# Instruction
Extract each line bearing the word "Birth".

# Data
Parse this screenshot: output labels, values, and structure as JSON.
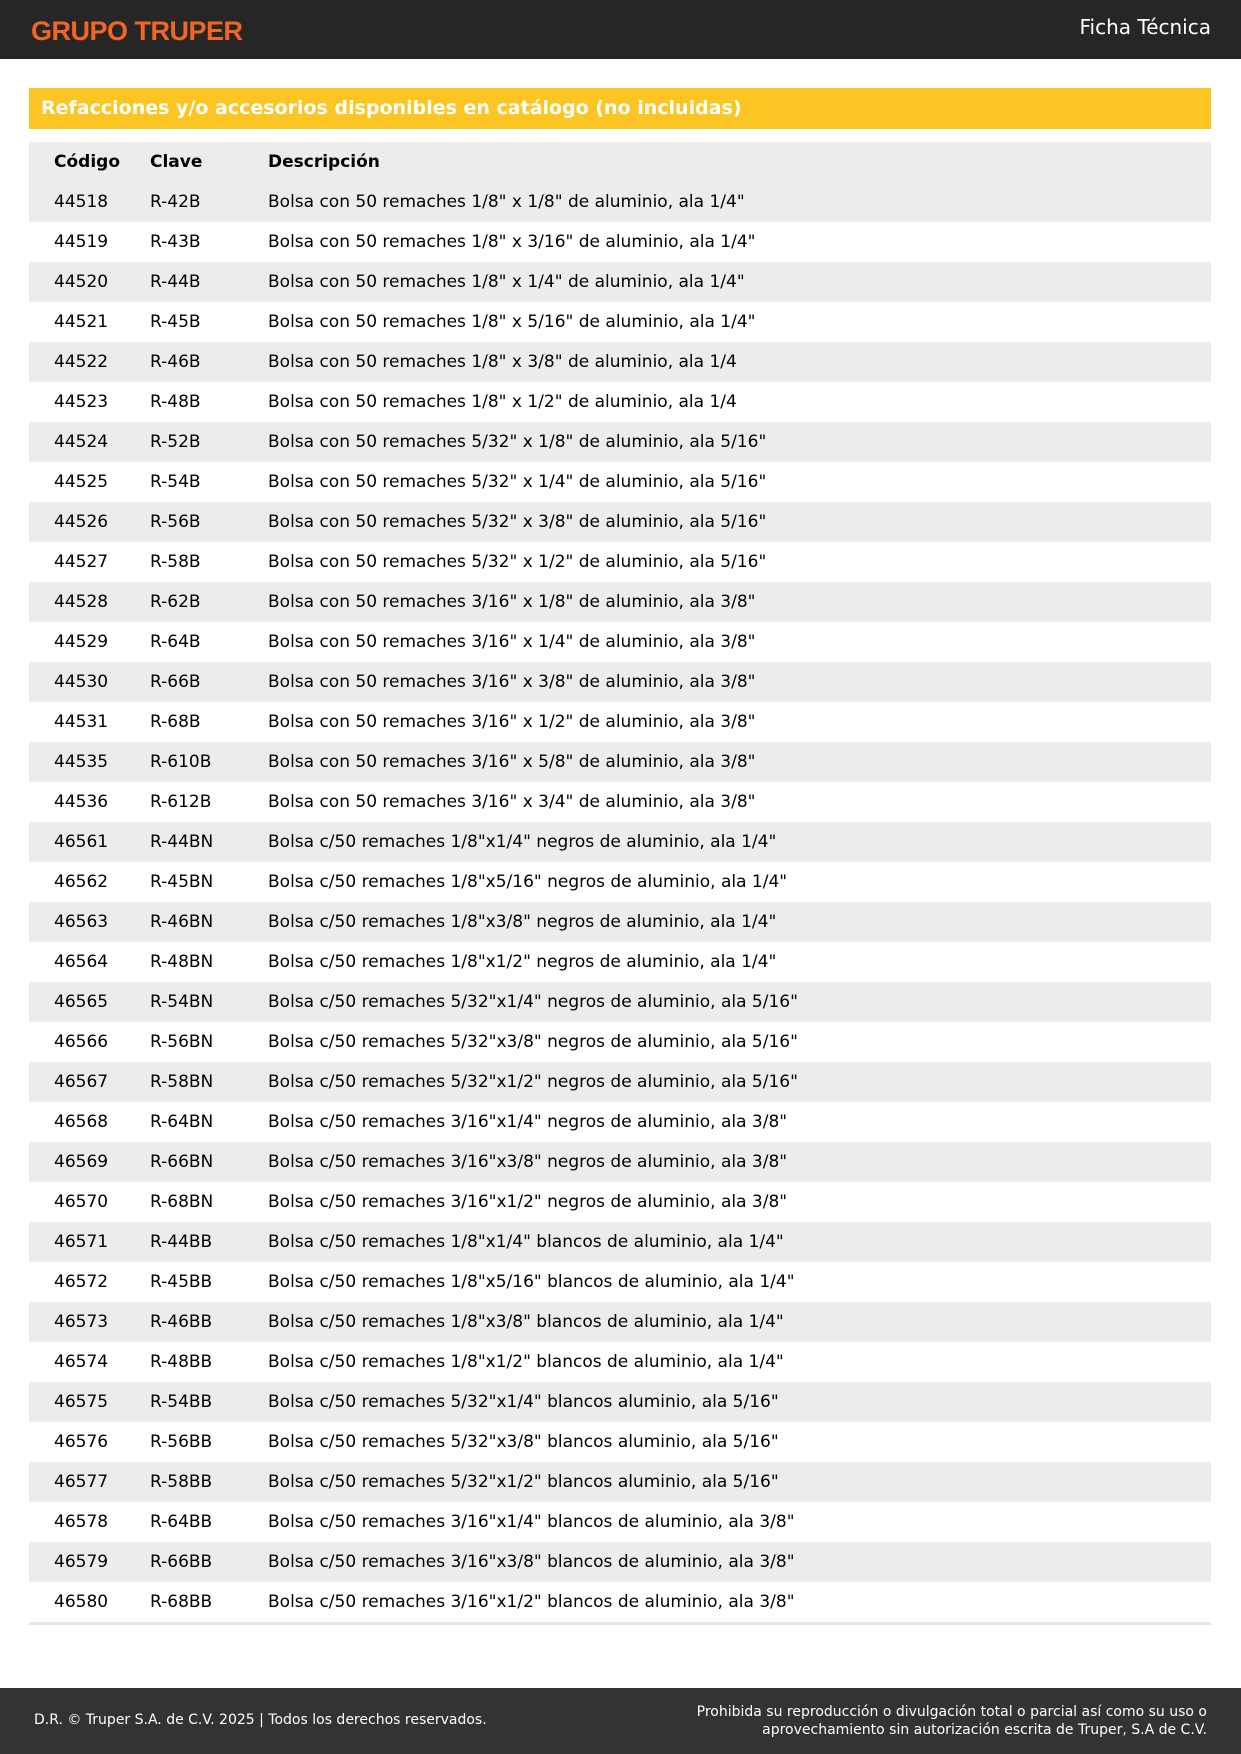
{
  "header": {
    "logo": "GRUPO TRUPER",
    "doc_type": "Ficha Técnica"
  },
  "section_title": "Refacciones y/o accesorios disponibles en catálogo (no incluidas)",
  "table": {
    "columns": [
      "Código",
      "Clave",
      "Descripción"
    ],
    "rows": [
      [
        "44518",
        "R-42B",
        "Bolsa con 50 remaches 1/8\" x 1/8\" de aluminio, ala 1/4\""
      ],
      [
        "44519",
        "R-43B",
        "Bolsa con 50 remaches 1/8\" x 3/16\" de aluminio, ala 1/4\""
      ],
      [
        "44520",
        "R-44B",
        "Bolsa con 50 remaches 1/8\" x 1/4\" de aluminio, ala 1/4\""
      ],
      [
        "44521",
        "R-45B",
        "Bolsa con 50 remaches 1/8\" x 5/16\" de aluminio, ala 1/4\""
      ],
      [
        "44522",
        "R-46B",
        "Bolsa con 50 remaches 1/8\" x 3/8\" de aluminio, ala 1/4"
      ],
      [
        "44523",
        "R-48B",
        "Bolsa con 50 remaches 1/8\" x 1/2\" de aluminio, ala 1/4"
      ],
      [
        "44524",
        "R-52B",
        "Bolsa con 50 remaches 5/32\" x 1/8\" de aluminio, ala 5/16\""
      ],
      [
        "44525",
        "R-54B",
        "Bolsa con 50 remaches 5/32\" x 1/4\" de aluminio, ala 5/16\""
      ],
      [
        "44526",
        "R-56B",
        "Bolsa con 50 remaches 5/32\" x 3/8\" de aluminio, ala 5/16\""
      ],
      [
        "44527",
        "R-58B",
        "Bolsa con 50 remaches 5/32\" x 1/2\" de aluminio, ala 5/16\""
      ],
      [
        "44528",
        "R-62B",
        "Bolsa con 50 remaches 3/16\" x 1/8\" de aluminio, ala 3/8\""
      ],
      [
        "44529",
        "R-64B",
        "Bolsa con 50 remaches 3/16\" x 1/4\" de aluminio, ala 3/8\""
      ],
      [
        "44530",
        "R-66B",
        "Bolsa con 50 remaches 3/16\" x 3/8\" de aluminio, ala 3/8\""
      ],
      [
        "44531",
        "R-68B",
        "Bolsa con 50 remaches 3/16\" x 1/2\" de aluminio, ala 3/8\""
      ],
      [
        "44535",
        "R-610B",
        "Bolsa con 50 remaches 3/16\" x 5/8\" de aluminio, ala 3/8\""
      ],
      [
        "44536",
        "R-612B",
        "Bolsa con 50 remaches 3/16\" x 3/4\" de aluminio, ala 3/8\""
      ],
      [
        "46561",
        "R-44BN",
        "Bolsa c/50 remaches 1/8\"x1/4\" negros de aluminio, ala 1/4\""
      ],
      [
        "46562",
        "R-45BN",
        "Bolsa c/50 remaches 1/8\"x5/16\" negros de aluminio, ala 1/4\""
      ],
      [
        "46563",
        "R-46BN",
        "Bolsa c/50 remaches 1/8\"x3/8\" negros de aluminio, ala 1/4\""
      ],
      [
        "46564",
        "R-48BN",
        "Bolsa c/50 remaches 1/8\"x1/2\" negros de aluminio, ala 1/4\""
      ],
      [
        "46565",
        "R-54BN",
        "Bolsa c/50 remaches 5/32\"x1/4\" negros de aluminio, ala 5/16\""
      ],
      [
        "46566",
        "R-56BN",
        "Bolsa c/50 remaches 5/32\"x3/8\" negros de aluminio, ala 5/16\""
      ],
      [
        "46567",
        "R-58BN",
        "Bolsa c/50 remaches 5/32\"x1/2\" negros de aluminio, ala 5/16\""
      ],
      [
        "46568",
        "R-64BN",
        "Bolsa c/50 remaches 3/16\"x1/4\" negros de aluminio, ala 3/8\""
      ],
      [
        "46569",
        "R-66BN",
        "Bolsa c/50 remaches 3/16\"x3/8\" negros de aluminio, ala 3/8\""
      ],
      [
        "46570",
        "R-68BN",
        "Bolsa c/50 remaches 3/16\"x1/2\" negros de aluminio, ala 3/8\""
      ],
      [
        "46571",
        "R-44BB",
        "Bolsa c/50 remaches 1/8\"x1/4\" blancos de aluminio, ala 1/4\""
      ],
      [
        "46572",
        "R-45BB",
        "Bolsa c/50 remaches 1/8\"x5/16\" blancos de aluminio, ala 1/4\""
      ],
      [
        "46573",
        "R-46BB",
        "Bolsa c/50 remaches 1/8\"x3/8\" blancos de aluminio, ala 1/4\""
      ],
      [
        "46574",
        "R-48BB",
        "Bolsa c/50 remaches 1/8\"x1/2\" blancos de aluminio, ala 1/4\""
      ],
      [
        "46575",
        "R-54BB",
        "Bolsa c/50 remaches 5/32\"x1/4\" blancos aluminio, ala 5/16\""
      ],
      [
        "46576",
        "R-56BB",
        "Bolsa c/50 remaches 5/32\"x3/8\" blancos aluminio, ala 5/16\""
      ],
      [
        "46577",
        "R-58BB",
        "Bolsa c/50 remaches 5/32\"x1/2\" blancos aluminio, ala 5/16\""
      ],
      [
        "46578",
        "R-64BB",
        "Bolsa c/50 remaches 3/16\"x1/4\" blancos de aluminio, ala 3/8\""
      ],
      [
        "46579",
        "R-66BB",
        "Bolsa c/50 remaches 3/16\"x3/8\" blancos de aluminio, ala 3/8\""
      ],
      [
        "46580",
        "R-68BB",
        "Bolsa c/50 remaches 3/16\"x1/2\" blancos de aluminio, ala 3/8\""
      ]
    ]
  },
  "footer": {
    "left": "D.R. © Truper S.A. de C.V. 2025 | Todos los derechos reservados.",
    "right_line1": "Prohibida su reproducción o divulgación total o parcial así como su uso o",
    "right_line2": "aprovechamiento sin autorización escrita de Truper, S.A de C.V."
  },
  "colors": {
    "header_bg": "#262626",
    "logo": "#f26522",
    "section_bg": "#fcc524",
    "stripe": "#ececec",
    "footer_bg": "#333333"
  }
}
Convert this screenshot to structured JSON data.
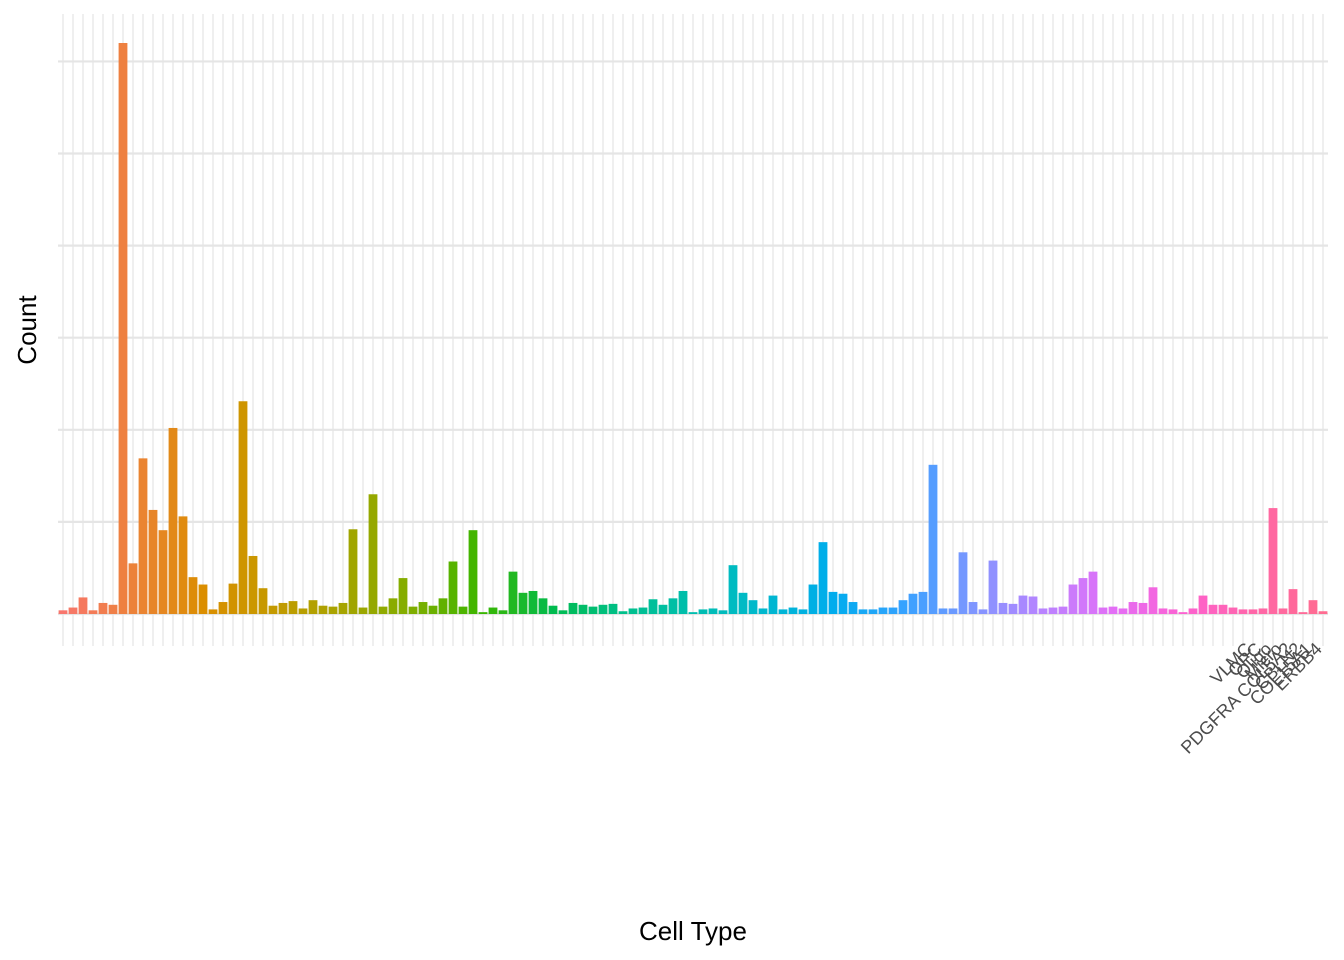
{
  "chart_data": {
    "type": "bar",
    "xlabel": "Cell Type",
    "ylabel": "Count",
    "grid": true,
    "legend": "none",
    "y_tick_labels_shown": false,
    "ylim": [
      0,
      6200
    ],
    "y_gridlines": [
      0,
      1000,
      2000,
      3000,
      4000,
      5000,
      6000
    ],
    "x_tick_labels_legible": false,
    "x_tick_labels_visible_fragments": [
      "ERBB4",
      "COL15A1",
      "CBLN2",
      "PDGFRA COL5A2",
      "Micro",
      "Oligo",
      "OPC",
      "VLMC"
    ],
    "categories_count": 127,
    "values": [
      40,
      70,
      180,
      40,
      120,
      100,
      6200,
      550,
      1690,
      1130,
      910,
      2020,
      1060,
      400,
      320,
      50,
      130,
      330,
      2310,
      630,
      280,
      90,
      120,
      140,
      60,
      150,
      90,
      80,
      120,
      920,
      70,
      1300,
      80,
      170,
      390,
      80,
      130,
      90,
      170,
      570,
      80,
      910,
      20,
      70,
      40,
      460,
      230,
      250,
      170,
      90,
      40,
      120,
      100,
      80,
      100,
      110,
      30,
      60,
      70,
      160,
      100,
      170,
      250,
      20,
      50,
      60,
      40,
      530,
      230,
      150,
      60,
      200,
      50,
      70,
      50,
      320,
      780,
      240,
      220,
      130,
      50,
      50,
      70,
      70,
      150,
      220,
      240,
      1620,
      60,
      60,
      670,
      130,
      50,
      580,
      120,
      110,
      200,
      190,
      60,
      70,
      80,
      320,
      390,
      460,
      70,
      80,
      60,
      130,
      120,
      290,
      60,
      50,
      20,
      60,
      200,
      100,
      100,
      70,
      50,
      50,
      60,
      1150,
      60,
      270,
      20,
      150,
      30
    ],
    "colors": [
      "#F8766D",
      "#EC8239",
      "#DB8E00",
      "#C49A00",
      "#A6A400",
      "#7FAE00",
      "#39B600",
      "#00BB4E",
      "#00C08B",
      "#00BEAF",
      "#00B8CE",
      "#00ACED",
      "#35A2FF",
      "#7F96FF",
      "#B983FF",
      "#E36EF6",
      "#FD61D1",
      "#FF66A8",
      "#FF6C91"
    ]
  }
}
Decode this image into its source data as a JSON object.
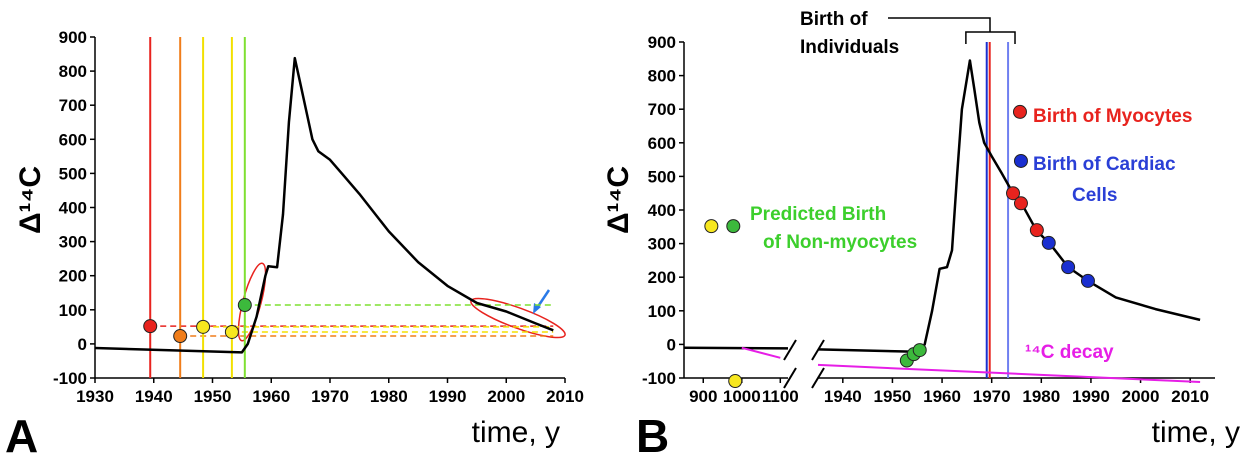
{
  "chart_data": [
    {
      "type": "line",
      "panel_label": "A",
      "xlabel": "time, y",
      "ylabel": "Δ¹⁴C",
      "xlim": [
        1930,
        2010
      ],
      "xticks": [
        1930,
        1940,
        1950,
        1960,
        1970,
        1980,
        1990,
        2000,
        2010
      ],
      "ylim": [
        -100,
        900
      ],
      "yticks": [
        -100,
        0,
        100,
        200,
        300,
        400,
        500,
        600,
        700,
        800,
        900
      ],
      "series": [
        {
          "color": "#000000",
          "x": [
            1930,
            1955,
            1956,
            1957.5,
            1959,
            1959.5,
            1961,
            1962,
            1963,
            1964,
            1965,
            1966,
            1967,
            1968,
            1970,
            1972,
            1975,
            1980,
            1985,
            1990,
            1995,
            2000,
            2005,
            2008
          ],
          "values": [
            -12,
            -25,
            0,
            80,
            200,
            228,
            225,
            380,
            650,
            838,
            760,
            680,
            600,
            565,
            540,
            500,
            440,
            330,
            240,
            170,
            120,
            95,
            60,
            40
          ]
        }
      ],
      "markers": [
        {
          "x": 1939.4,
          "y": 52,
          "color": "#e8231e",
          "line_color": "#e8231e"
        },
        {
          "x": 1944.5,
          "y": 23,
          "color": "#f07d1a",
          "line_color": "#f07d1a"
        },
        {
          "x": 1948.4,
          "y": 50,
          "color": "#f7e71f",
          "line_color": "#f2e000"
        },
        {
          "x": 1953.3,
          "y": 35,
          "color": "#f7e71f",
          "line_color": "#f2e000"
        },
        {
          "x": 1955.5,
          "y": 114,
          "color": "#3cb93c",
          "line_color": "#7fe031"
        }
      ],
      "dash_end": 2008
    },
    {
      "type": "line",
      "panel_label": "B",
      "xlabel": "time, y",
      "ylabel": "Δ¹⁴C",
      "xlim": [
        850,
        2015
      ],
      "x_break": [
        1120,
        1935
      ],
      "xticks": [
        900,
        1000,
        1100,
        1940,
        1950,
        1960,
        1970,
        1980,
        1990,
        2000,
        2010
      ],
      "ylim": [
        -100,
        900
      ],
      "yticks": [
        -100,
        0,
        100,
        200,
        300,
        400,
        500,
        600,
        700,
        800,
        900
      ],
      "series": [
        {
          "color": "#000000",
          "x": [
            850,
            1120,
            null,
            1935,
            1955,
            1956.5,
            1958,
            1959.5,
            1961,
            1962,
            1963,
            1964,
            1965.6,
            1966.5,
            1967.5,
            1968.5,
            1970,
            1972,
            1974.3,
            1976,
            1979,
            1982,
            1985.4,
            1989.4,
            1995,
            2003,
            2012
          ],
          "values": [
            -10,
            -12,
            null,
            -15,
            -22,
            0,
            100,
            225,
            230,
            280,
            500,
            700,
            845,
            760,
            660,
            600,
            560,
            510,
            450,
            420,
            340,
            295,
            230,
            189,
            140,
            105,
            73
          ]
        },
        {
          "name": "¹⁴C decay",
          "color": "#e61ee6",
          "x": [
            1000,
            1100,
            null,
            1935,
            2012
          ],
          "values": [
            -10,
            -40,
            null,
            -61,
            -112
          ]
        }
      ],
      "markers": [
        {
          "x": 921,
          "y": 352,
          "color": "#f7e71f"
        },
        {
          "x": 978,
          "y": 352,
          "color": "#3cb93c"
        },
        {
          "x": 983,
          "y": -109,
          "color": "#f7e71f"
        },
        {
          "x": 1952.9,
          "y": -48,
          "color": "#3cb93c"
        },
        {
          "x": 1954.3,
          "y": -29,
          "color": "#3cb93c"
        },
        {
          "x": 1955.5,
          "y": -17,
          "color": "#3cb93c"
        },
        {
          "x": 1974.3,
          "y": 450,
          "color": "#e8231e"
        },
        {
          "x": 1975.9,
          "y": 420,
          "color": "#e8231e"
        },
        {
          "x": 1979.1,
          "y": 340,
          "color": "#e8231e"
        },
        {
          "x": 1981.5,
          "y": 302,
          "color": "#1a2fd0"
        },
        {
          "x": 1985.4,
          "y": 230,
          "color": "#1a2fd0"
        },
        {
          "x": 1989.4,
          "y": 189,
          "color": "#1a2fd0"
        },
        {
          "x": 1975.7,
          "y": 692,
          "color": "#e8231e"
        },
        {
          "x": 1975.9,
          "y": 546,
          "color": "#1a2fd0"
        }
      ],
      "vlines": [
        {
          "x": 1969,
          "color": "#1a2fd0"
        },
        {
          "x": 1969.6,
          "color": "#e8231e"
        },
        {
          "x": 1973.3,
          "color": "#6f7ff0"
        }
      ],
      "bracket": [
        1964.8,
        1974.7
      ],
      "annotations": [
        "Birth of",
        "Individuals",
        "Birth of Myocytes",
        "Birth of Cardiac",
        "Cells",
        "Predicted Birth",
        "of Non-myocytes"
      ]
    }
  ]
}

# Answer to the exercise
        "Birth of",
        "Birth of Myocytes",
        "Birth of Cardiac",
        "Predicted Birth",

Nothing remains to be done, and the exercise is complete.